WHAT YOU HAVE TO DO = Look through the material and tally each line bearing the word "Enable". Give only the total.

• • • •

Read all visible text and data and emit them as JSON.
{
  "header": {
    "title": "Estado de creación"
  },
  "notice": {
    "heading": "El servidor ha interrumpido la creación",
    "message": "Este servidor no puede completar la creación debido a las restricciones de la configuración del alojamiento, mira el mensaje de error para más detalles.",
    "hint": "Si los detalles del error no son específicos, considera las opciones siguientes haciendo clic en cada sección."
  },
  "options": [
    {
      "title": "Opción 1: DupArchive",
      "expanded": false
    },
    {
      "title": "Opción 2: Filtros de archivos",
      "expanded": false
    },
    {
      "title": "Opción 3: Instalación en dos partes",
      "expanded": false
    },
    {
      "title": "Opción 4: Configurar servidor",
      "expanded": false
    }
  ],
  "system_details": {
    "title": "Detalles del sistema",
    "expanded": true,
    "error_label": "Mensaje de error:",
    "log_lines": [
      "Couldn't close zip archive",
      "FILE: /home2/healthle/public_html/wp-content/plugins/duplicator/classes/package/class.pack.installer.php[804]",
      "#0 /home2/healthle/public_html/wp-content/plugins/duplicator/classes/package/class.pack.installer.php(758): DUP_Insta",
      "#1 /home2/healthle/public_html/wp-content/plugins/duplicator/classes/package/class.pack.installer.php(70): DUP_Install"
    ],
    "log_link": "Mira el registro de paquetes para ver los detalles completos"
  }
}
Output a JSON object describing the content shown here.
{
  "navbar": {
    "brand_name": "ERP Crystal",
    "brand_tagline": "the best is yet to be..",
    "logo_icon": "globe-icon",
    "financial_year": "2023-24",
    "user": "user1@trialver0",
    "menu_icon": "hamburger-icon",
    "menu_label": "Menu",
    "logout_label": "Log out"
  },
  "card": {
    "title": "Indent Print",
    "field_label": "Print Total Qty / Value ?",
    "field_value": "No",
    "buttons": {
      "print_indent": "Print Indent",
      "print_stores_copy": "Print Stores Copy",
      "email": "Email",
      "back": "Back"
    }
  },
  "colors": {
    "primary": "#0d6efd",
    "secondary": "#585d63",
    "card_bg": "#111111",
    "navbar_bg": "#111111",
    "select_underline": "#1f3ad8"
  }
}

• • • •

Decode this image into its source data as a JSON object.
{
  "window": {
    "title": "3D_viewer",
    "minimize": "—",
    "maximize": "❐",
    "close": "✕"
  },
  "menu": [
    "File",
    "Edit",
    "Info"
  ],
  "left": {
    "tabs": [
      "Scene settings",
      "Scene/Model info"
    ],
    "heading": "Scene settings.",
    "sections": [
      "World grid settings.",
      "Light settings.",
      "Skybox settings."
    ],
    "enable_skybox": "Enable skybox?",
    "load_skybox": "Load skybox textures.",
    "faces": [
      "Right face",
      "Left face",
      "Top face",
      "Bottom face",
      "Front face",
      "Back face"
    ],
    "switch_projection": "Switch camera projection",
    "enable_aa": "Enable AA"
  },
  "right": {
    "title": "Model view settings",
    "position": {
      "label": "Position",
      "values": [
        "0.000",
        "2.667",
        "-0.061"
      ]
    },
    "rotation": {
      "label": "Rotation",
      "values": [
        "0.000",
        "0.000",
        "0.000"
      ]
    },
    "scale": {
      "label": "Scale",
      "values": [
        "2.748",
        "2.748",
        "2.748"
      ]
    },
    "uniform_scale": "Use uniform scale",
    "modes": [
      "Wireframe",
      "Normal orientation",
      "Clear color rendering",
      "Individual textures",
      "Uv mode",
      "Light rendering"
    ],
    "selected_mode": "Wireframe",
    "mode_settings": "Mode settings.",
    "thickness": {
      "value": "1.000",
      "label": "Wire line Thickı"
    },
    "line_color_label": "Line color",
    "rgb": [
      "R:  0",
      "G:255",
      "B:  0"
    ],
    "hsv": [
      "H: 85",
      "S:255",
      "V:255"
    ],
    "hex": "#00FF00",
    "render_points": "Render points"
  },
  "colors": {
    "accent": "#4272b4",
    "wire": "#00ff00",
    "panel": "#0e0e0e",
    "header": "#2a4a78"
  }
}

• • • •

COMPLETE RESPONSE = 2